Start of Records for this task
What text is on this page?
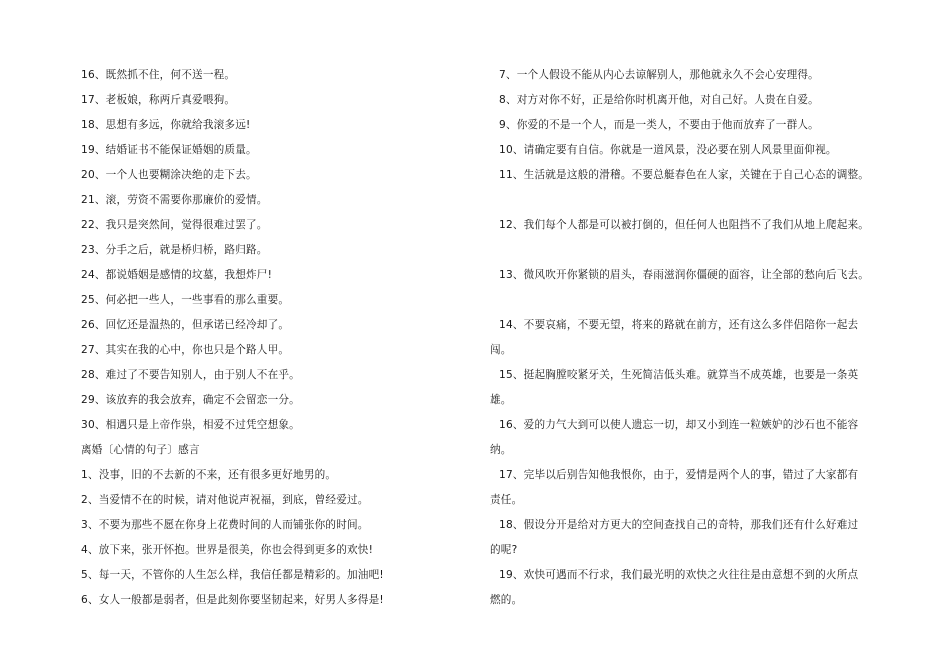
16、既然抓不住，何不送一程。
17、老板娘，称两斤真爱喂狗。
18、思想有多远，你就给我滚多远!
19、结婚证书不能保证婚姻的质量。
20、一个人也要糊涂决绝的走下去。
21、滚，劳资不需要你那廉价的爱情。
22、我只是突然间，觉得很难过罢了。
23、分手之后，就是桥归桥，路归路。
24、都说婚姻是感情的坟墓，我想炸尸!
25、何必把一些人，一些事看的那么重要。
26、回忆还是温热的，但承诺已经冷却了。
27、其实在我的心中，你也只是个路人甲。
28、难过了不要告知别人，由于别人不在乎。
29、该放弃的我会放弃，确定不会留恋一分。
30、相遇只是上帝作祟，相爱不过凭空想象。
离婚〔心情的句子〕感言
1、没事，旧的不去新的不来，还有很多更好地男的。
2、当爱情不在的时候，请对他说声祝福，到底，曾经爱过。
3、不要为那些不愿在你身上花费时间的人而铺张你的时间。
4、放下来，张开怀抱。世界是很美，你也会得到更多的欢快!
5、每一天，不管你的人生怎么样，我信任都是精彩的。加油吧!
6、女人一般都是弱者，但是此刻你要坚韧起来，好男人多得是!
7、一个人假设不能从内心去谅解别人，那他就永久不会心安理得。
8、对方对你不好，正是给你时机离开他，对自己好。人贵在自爱。
9、你爱的不是一个人，而是一类人，不要由于他而放弃了一群人。
10、请确定要有自信。你就是一道风景，没必要在别人风景里面仰视。
11、生活就是这般的滑稽。不要总艇春色在人家，关键在于自己心态的调整。
12、我们每个人都是可以被打倒的，但任何人也阻挡不了我们从地上爬起来。
13、微风吹开你紧锁的眉头，春雨滋润你僵硬的面容，让全部的愁向后飞去。
14、不要哀痛，不要无望，将来的路就在前方，还有这么多伴侣陪你一起去
闯。
15、挺起胸膛咬紧牙关，生死简洁低头难。就算当不成英雄，也要是一条英
雄。
16、爱的力气大到可以使人遗忘一切，却又小到连一粒嫉妒的沙石也不能容
纳。
17、完毕以后别告知他我恨你，由于，爱情是两个人的事，错过了大家都有
责任。
18、假设分开是给对方更大的空间查找自己的奇特，那我们还有什么好难过
的呢?
19、欢快可遇而不行求，我们最光明的欢快之火往往是由意想不到的火所点
燃的。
End of Records for this task
- Request: Can you repeat every record above exactly, apart from the pictures?

- Expected answer:
What text is on this page?
16、既然抓不住，何不送一程。
17、老板娘，称两斤真爱喂狗。
18、思想有多远，你就给我滚多远!
19、结婚证书不能保证婚姻的质量。
20、一个人也要糊涂决绝的走下去。
21、滚，劳资不需要你那廉价的爱情。
22、我只是突然间，觉得很难过罢了。
23、分手之后，就是桥归桥，路归路。
24、都说婚姻是感情的坟墓，我想炸尸!
25、何必把一些人，一些事看的那么重要。
26、回忆还是温热的，但承诺已经冷却了。
27、其实在我的心中，你也只是个路人甲。
28、难过了不要告知别人，由于别人不在乎。
29、该放弃的我会放弃，确定不会留恋一分。
30、相遇只是上帝作祟，相爱不过凭空想象。
离婚〔心情的句子〕感言
1、没事，旧的不去新的不来，还有很多更好地男的。
2、当爱情不在的时候，请对他说声祝福，到底，曾经爱过。
3、不要为那些不愿在你身上花费时间的人而铺张你的时间。
4、放下来，张开怀抱。世界是很美，你也会得到更多的欢快!
5、每一天，不管你的人生怎么样，我信任都是精彩的。加油吧!
6、女人一般都是弱者，但是此刻你要坚韧起来，好男人多得是!
7、一个人假设不能从内心去谅解别人，那他就永久不会心安理得。
8、对方对你不好，正是给你时机离开他，对自己好。人贵在自爱。
9、你爱的不是一个人，而是一类人，不要由于他而放弃了一群人。
10、请确定要有自信。你就是一道风景，没必要在别人风景里面仰视。
11、生活就是这般的滑稽。不要总艇春色在人家，关键在于自己心态的调整。
12、我们每个人都是可以被打倒的，但任何人也阻挡不了我们从地上爬起来。
13、微风吹开你紧锁的眉头，春雨滋润你僵硬的面容，让全部的愁向后飞去。
14、不要哀痛，不要无望，将来的路就在前方，还有这么多伴侣陪你一起去
闯。
15、挺起胸膛咬紧牙关，生死简洁低头难。就算当不成英雄，也要是一条英
雄。
16、爱的力气大到可以使人遗忘一切，却又小到连一粒嫉妒的沙石也不能容
纳。
17、完毕以后别告知他我恨你，由于，爱情是两个人的事，错过了大家都有
责任。
18、假设分开是给对方更大的空间查找自己的奇特，那我们还有什么好难过
的呢?
19、欢快可遇而不行求，我们最光明的欢快之火往往是由意想不到的火所点
燃的。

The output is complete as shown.